Print every line of the material below verbatim, changing nothing.

Supplied records

* BEGIN *

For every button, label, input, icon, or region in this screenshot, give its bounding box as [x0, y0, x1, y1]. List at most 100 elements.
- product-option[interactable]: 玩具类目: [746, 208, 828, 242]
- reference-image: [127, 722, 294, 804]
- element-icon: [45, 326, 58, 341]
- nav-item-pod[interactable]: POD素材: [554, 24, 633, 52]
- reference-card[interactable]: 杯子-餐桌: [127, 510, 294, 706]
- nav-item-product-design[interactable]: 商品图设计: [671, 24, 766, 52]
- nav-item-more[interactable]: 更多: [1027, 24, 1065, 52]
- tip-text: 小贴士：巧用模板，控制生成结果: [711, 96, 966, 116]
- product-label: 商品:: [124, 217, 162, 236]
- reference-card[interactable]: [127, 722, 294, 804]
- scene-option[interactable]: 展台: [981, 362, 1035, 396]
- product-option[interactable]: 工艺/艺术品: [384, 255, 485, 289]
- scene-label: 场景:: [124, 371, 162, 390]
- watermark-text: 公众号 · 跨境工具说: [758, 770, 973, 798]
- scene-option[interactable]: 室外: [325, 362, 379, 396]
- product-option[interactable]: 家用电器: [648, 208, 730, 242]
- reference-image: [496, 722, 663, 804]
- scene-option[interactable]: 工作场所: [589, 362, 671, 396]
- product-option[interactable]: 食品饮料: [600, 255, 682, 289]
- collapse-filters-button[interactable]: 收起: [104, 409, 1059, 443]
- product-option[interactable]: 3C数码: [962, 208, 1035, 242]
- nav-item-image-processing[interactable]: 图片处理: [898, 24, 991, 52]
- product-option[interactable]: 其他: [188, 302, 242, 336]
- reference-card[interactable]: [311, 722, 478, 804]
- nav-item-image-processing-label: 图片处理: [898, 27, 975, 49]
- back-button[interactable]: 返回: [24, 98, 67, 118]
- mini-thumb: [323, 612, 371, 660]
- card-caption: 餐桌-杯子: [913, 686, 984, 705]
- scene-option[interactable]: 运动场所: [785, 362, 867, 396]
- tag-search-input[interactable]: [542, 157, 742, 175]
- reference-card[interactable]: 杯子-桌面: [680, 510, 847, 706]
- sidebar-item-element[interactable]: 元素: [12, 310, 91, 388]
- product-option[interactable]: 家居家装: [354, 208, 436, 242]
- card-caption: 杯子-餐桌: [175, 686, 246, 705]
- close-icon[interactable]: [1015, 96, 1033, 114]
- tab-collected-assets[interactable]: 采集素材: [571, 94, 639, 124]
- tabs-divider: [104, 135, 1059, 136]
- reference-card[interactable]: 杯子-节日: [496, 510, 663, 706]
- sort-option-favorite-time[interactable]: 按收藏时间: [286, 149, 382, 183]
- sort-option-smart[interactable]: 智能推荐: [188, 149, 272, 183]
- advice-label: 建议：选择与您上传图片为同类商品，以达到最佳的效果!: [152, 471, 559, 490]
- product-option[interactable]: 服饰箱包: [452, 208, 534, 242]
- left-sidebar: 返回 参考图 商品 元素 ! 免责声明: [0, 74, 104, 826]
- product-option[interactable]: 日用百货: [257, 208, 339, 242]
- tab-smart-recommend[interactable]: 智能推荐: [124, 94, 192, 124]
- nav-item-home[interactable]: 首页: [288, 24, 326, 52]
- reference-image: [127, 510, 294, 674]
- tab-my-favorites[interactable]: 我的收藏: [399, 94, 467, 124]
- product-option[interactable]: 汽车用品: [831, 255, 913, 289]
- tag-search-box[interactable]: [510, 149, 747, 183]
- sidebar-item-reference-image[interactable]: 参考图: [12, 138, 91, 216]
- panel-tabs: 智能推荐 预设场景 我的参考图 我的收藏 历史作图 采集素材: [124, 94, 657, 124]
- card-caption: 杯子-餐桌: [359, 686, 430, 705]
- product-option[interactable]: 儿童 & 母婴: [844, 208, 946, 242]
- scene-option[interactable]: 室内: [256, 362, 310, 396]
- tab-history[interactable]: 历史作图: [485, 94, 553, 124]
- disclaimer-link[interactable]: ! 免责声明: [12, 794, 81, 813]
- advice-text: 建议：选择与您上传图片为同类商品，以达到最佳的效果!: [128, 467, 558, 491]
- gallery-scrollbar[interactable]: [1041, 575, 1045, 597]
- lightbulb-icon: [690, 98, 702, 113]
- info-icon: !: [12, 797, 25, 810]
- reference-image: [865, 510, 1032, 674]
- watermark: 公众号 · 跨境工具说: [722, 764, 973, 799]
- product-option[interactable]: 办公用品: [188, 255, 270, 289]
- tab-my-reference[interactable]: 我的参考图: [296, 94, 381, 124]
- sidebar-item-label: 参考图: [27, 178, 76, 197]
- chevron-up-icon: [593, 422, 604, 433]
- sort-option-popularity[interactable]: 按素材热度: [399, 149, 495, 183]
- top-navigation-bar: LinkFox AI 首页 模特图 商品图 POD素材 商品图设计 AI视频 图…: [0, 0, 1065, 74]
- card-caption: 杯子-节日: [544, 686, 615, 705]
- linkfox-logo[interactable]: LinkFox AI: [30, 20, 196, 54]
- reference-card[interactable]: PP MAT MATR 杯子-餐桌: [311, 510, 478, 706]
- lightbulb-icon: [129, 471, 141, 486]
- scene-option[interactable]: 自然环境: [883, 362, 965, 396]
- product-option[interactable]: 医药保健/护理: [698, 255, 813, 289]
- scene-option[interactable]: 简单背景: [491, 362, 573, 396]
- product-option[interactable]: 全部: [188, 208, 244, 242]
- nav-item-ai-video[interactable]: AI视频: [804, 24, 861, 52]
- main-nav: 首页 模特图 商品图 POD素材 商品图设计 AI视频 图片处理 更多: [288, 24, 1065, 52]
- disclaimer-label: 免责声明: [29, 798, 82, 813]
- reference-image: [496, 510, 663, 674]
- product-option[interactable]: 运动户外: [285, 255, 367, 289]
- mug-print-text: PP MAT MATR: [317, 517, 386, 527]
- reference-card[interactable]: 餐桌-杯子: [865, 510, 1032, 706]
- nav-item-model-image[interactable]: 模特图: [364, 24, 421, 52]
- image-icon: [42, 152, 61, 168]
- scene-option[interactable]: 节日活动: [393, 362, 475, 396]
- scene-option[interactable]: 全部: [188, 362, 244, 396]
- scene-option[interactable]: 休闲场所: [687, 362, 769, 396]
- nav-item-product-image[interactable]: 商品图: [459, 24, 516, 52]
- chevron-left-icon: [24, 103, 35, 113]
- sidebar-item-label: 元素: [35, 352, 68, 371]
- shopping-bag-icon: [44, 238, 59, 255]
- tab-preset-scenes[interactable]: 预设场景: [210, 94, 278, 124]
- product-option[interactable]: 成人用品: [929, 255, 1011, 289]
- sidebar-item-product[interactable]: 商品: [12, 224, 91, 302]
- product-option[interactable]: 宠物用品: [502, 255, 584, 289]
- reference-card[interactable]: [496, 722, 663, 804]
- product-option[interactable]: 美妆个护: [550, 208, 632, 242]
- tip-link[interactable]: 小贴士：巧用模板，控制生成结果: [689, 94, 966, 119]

* END *

Result of the task
For every button, label, input, icon, or region in this screenshot, give its bounding box as [x0, y0, x1, y1]. List at most 100 elements.
- product-option[interactable]: 玩具类目: [746, 208, 828, 242]
- reference-image: [127, 722, 294, 804]
- element-icon: [45, 326, 58, 341]
- nav-item-pod[interactable]: POD素材: [554, 24, 633, 52]
- reference-card[interactable]: 杯子-餐桌: [127, 510, 294, 706]
- nav-item-product-design[interactable]: 商品图设计: [671, 24, 766, 52]
- nav-item-more[interactable]: 更多: [1027, 24, 1065, 52]
- tip-text: 小贴士：巧用模板，控制生成结果: [711, 96, 966, 116]
- product-label: 商品:: [124, 217, 162, 236]
- reference-card[interactable]: [127, 722, 294, 804]
- scene-option[interactable]: 展台: [981, 362, 1035, 396]
- product-option[interactable]: 工艺/艺术品: [384, 255, 485, 289]
- scene-label: 场景:: [124, 371, 162, 390]
- watermark-text: 公众号 · 跨境工具说: [758, 770, 973, 798]
- scene-option[interactable]: 室外: [325, 362, 379, 396]
- product-option[interactable]: 家用电器: [648, 208, 730, 242]
- reference-image: [496, 722, 663, 804]
- scene-option[interactable]: 工作场所: [589, 362, 671, 396]
- product-option[interactable]: 食品饮料: [600, 255, 682, 289]
- collapse-filters-button[interactable]: 收起: [104, 409, 1059, 443]
- product-option[interactable]: 3C数码: [962, 208, 1035, 242]
- nav-item-image-processing[interactable]: 图片处理: [898, 24, 991, 52]
- product-option[interactable]: 其他: [188, 302, 242, 336]
- reference-card[interactable]: [311, 722, 478, 804]
- nav-item-image-processing-label: 图片处理: [898, 27, 975, 49]
- back-button[interactable]: 返回: [24, 98, 67, 118]
- mini-thumb: [323, 612, 371, 660]
- card-caption: 餐桌-杯子: [913, 686, 984, 705]
- scene-option[interactable]: 运动场所: [785, 362, 867, 396]
- tag-search-input[interactable]: [542, 157, 742, 175]
- reference-card[interactable]: 杯子-桌面: [680, 510, 847, 706]
- sidebar-item-element[interactable]: 元素: [12, 310, 91, 388]
- product-option[interactable]: 家居家装: [354, 208, 436, 242]
- card-caption: 杯子-餐桌: [175, 686, 246, 705]
- close-icon[interactable]: [1015, 96, 1033, 114]
- tab-collected-assets[interactable]: 采集素材: [571, 94, 639, 124]
- tabs-divider: [104, 135, 1059, 136]
- reference-card[interactable]: 杯子-节日: [496, 510, 663, 706]
- sort-option-favorite-time[interactable]: 按收藏时间: [286, 149, 382, 183]
- sort-option-smart[interactable]: 智能推荐: [188, 149, 272, 183]
- advice-label: 建议：选择与您上传图片为同类商品，以达到最佳的效果!: [152, 471, 559, 490]
- product-option[interactable]: 服饰箱包: [452, 208, 534, 242]
- left-sidebar: 返回 参考图 商品 元素 ! 免责声明: [0, 74, 104, 826]
- product-option[interactable]: 日用百货: [257, 208, 339, 242]
- tab-smart-recommend[interactable]: 智能推荐: [124, 94, 192, 124]
- nav-item-home[interactable]: 首页: [288, 24, 326, 52]
- reference-image: [127, 510, 294, 674]
- tab-my-favorites[interactable]: 我的收藏: [399, 94, 467, 124]
- product-option[interactable]: 汽车用品: [831, 255, 913, 289]
- tag-search-box[interactable]: [510, 149, 747, 183]
- sidebar-item-reference-image[interactable]: 参考图: [12, 138, 91, 216]
- panel-tabs: 智能推荐 预设场景 我的参考图 我的收藏 历史作图 采集素材: [124, 94, 657, 124]
- card-caption: 杯子-餐桌: [359, 686, 430, 705]
- product-option[interactable]: 儿童 & 母婴: [844, 208, 946, 242]
- scene-option[interactable]: 室内: [256, 362, 310, 396]
- tab-history[interactable]: 历史作图: [485, 94, 553, 124]
- disclaimer-link[interactable]: ! 免责声明: [12, 794, 81, 813]
- advice-text: 建议：选择与您上传图片为同类商品，以达到最佳的效果!: [128, 467, 558, 491]
- gallery-scrollbar[interactable]: [1041, 575, 1045, 597]
- lightbulb-icon: [690, 98, 702, 113]
- info-icon: !: [12, 797, 25, 810]
- reference-image: [865, 510, 1032, 674]
- watermark: 公众号 · 跨境工具说: [722, 764, 973, 799]
- product-option[interactable]: 办公用品: [188, 255, 270, 289]
- tab-my-reference[interactable]: 我的参考图: [296, 94, 381, 124]
- sidebar-item-label: 参考图: [27, 178, 76, 197]
- chevron-up-icon: [593, 422, 604, 433]
- sort-option-popularity[interactable]: 按素材热度: [399, 149, 495, 183]
- top-navigation-bar: LinkFox AI 首页 模特图 商品图 POD素材 商品图设计 AI视频 图…: [0, 0, 1065, 74]
- card-caption: 杯子-节日: [544, 686, 615, 705]
- linkfox-logo[interactable]: LinkFox AI: [30, 20, 196, 54]
- reference-card[interactable]: PP MAT MATR 杯子-餐桌: [311, 510, 478, 706]
- lightbulb-icon: [129, 471, 141, 486]
- scene-option[interactable]: 自然环境: [883, 362, 965, 396]
- product-option[interactable]: 医药保健/护理: [698, 255, 813, 289]
- scene-option[interactable]: 简单背景: [491, 362, 573, 396]
- product-option[interactable]: 全部: [188, 208, 244, 242]
- nav-item-ai-video[interactable]: AI视频: [804, 24, 861, 52]
- main-nav: 首页 模特图 商品图 POD素材 商品图设计 AI视频 图片处理 更多: [288, 24, 1065, 52]
- disclaimer-label: 免责声明: [29, 798, 82, 813]
- reference-image: [496, 510, 663, 674]
- product-option[interactable]: 运动户外: [285, 255, 367, 289]
- mug-print-text: PP MAT MATR: [317, 517, 386, 527]
- reference-card[interactable]: 餐桌-杯子: [865, 510, 1032, 706]
- nav-item-model-image[interactable]: 模特图: [364, 24, 421, 52]
- image-icon: [42, 152, 61, 168]
- scene-option[interactable]: 节日活动: [393, 362, 475, 396]
- scene-option[interactable]: 全部: [188, 362, 244, 396]
- scene-option[interactable]: 休闲场所: [687, 362, 769, 396]
- nav-item-product-image[interactable]: 商品图: [459, 24, 516, 52]
- chevron-left-icon: [24, 103, 35, 113]
- sidebar-item-label: 元素: [35, 352, 68, 371]
- shopping-bag-icon: [44, 238, 59, 255]
- tab-preset-scenes[interactable]: 预设场景: [210, 94, 278, 124]
- product-option[interactable]: 成人用品: [929, 255, 1011, 289]
- sidebar-item-product[interactable]: 商品: [12, 224, 91, 302]
- product-option[interactable]: 宠物用品: [502, 255, 584, 289]
- reference-card[interactable]: [496, 722, 663, 804]
- product-option[interactable]: 美妆个护: [550, 208, 632, 242]
- tip-link[interactable]: 小贴士：巧用模板，控制生成结果: [689, 94, 966, 119]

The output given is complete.